→ **WHAT YOU NEED TO DO**
Gather all lines in the entries that include the word "Leste".

→ **MATERIAL SHOWN**
• • • • • • •

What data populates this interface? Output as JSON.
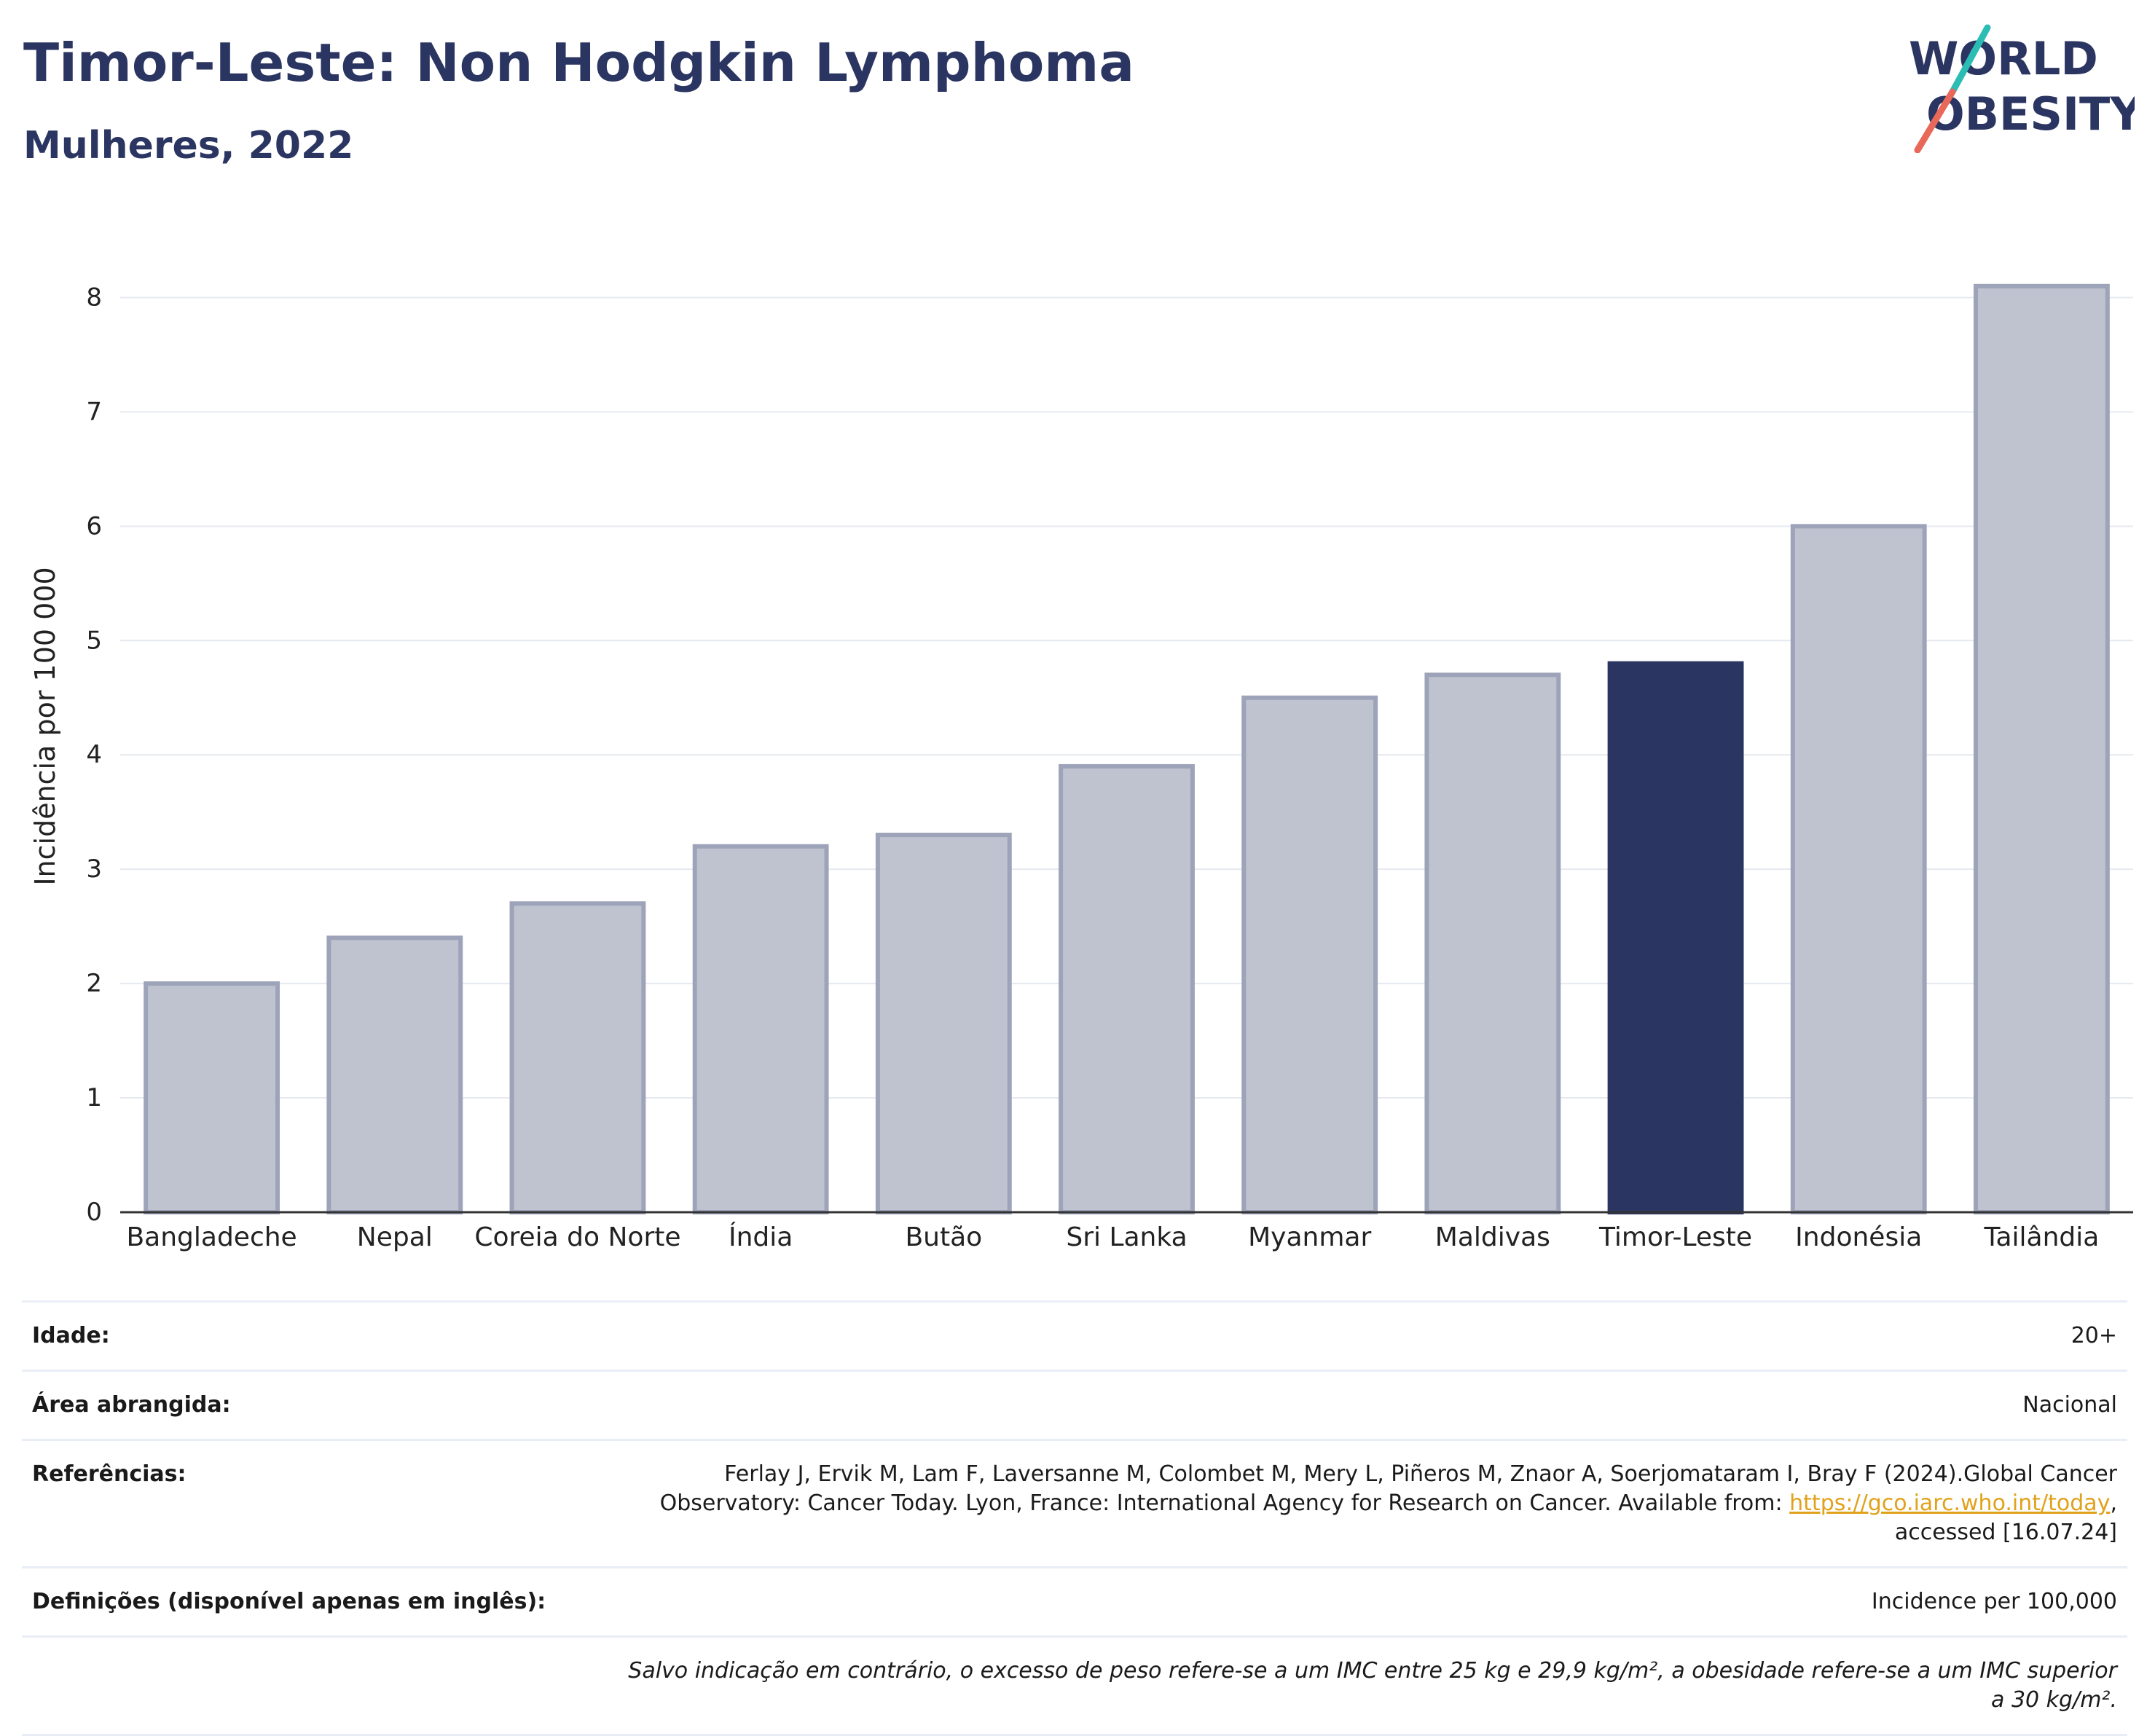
{
  "header": {
    "title": "Timor-Leste: Non Hodgkin Lymphoma",
    "subtitle": "Mulheres, 2022"
  },
  "logo": {
    "line1": "WORLD",
    "line2": "OBESITY"
  },
  "colors": {
    "highlight": "#2b3561",
    "bar_fill": "#bfc3cf",
    "bar_stroke": "#9da3b8",
    "title": "#2b3561",
    "link": "#e0a21b",
    "logo_teal": "#2bbcb4",
    "logo_coral": "#e8685a"
  },
  "chart_data": {
    "type": "bar",
    "title": "",
    "xlabel": "",
    "ylabel": "Incidência por 100 000",
    "categories": [
      "Bangladeche",
      "Nepal",
      "Coreia do Norte",
      "Índia",
      "Butão",
      "Sri Lanka",
      "Myanmar",
      "Maldivas",
      "Timor-Leste",
      "Indonésia",
      "Tailândia"
    ],
    "values": [
      2.0,
      2.4,
      2.7,
      3.2,
      3.3,
      3.9,
      4.5,
      4.7,
      4.8,
      6.0,
      8.1
    ],
    "highlight": "Timor-Leste",
    "ylim": [
      0,
      8.5
    ],
    "yticks": [
      "0",
      "1",
      "2",
      "3",
      "4",
      "5",
      "6",
      "7",
      "8"
    ],
    "grid": true
  },
  "meta": {
    "age_label": "Idade:",
    "age_value": "20+",
    "area_label": "Área abrangida:",
    "area_value": "Nacional",
    "ref_label": "Referências:",
    "ref_text_before": "Ferlay J, Ervik M, Lam F, Laversanne M, Colombet M, Mery L, Piñeros M, Znaor A, Soerjomataram I, Bray F (2024).Global Cancer Observatory: Cancer Today. Lyon, France: International Agency for Research on Cancer. Available from: ",
    "ref_link": "https://gco.iarc.who.int/today",
    "ref_text_after": ", accessed [16.07.24]",
    "def_label": "Definições (disponível apenas em inglês):",
    "def_value": "Incidence per 100,000",
    "note": "Salvo indicação em contrário, o excesso de peso refere-se a um IMC entre 25 kg e 29,9 kg/m², a obesidade refere-se a um IMC superior a 30 kg/m²."
  }
}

• • • • • • •

→ **THE RESULT**
    "title": "Timor-Leste: Non Hodgkin Lymphoma",
      "Timor-Leste",
    "highlight": "Timor-Leste",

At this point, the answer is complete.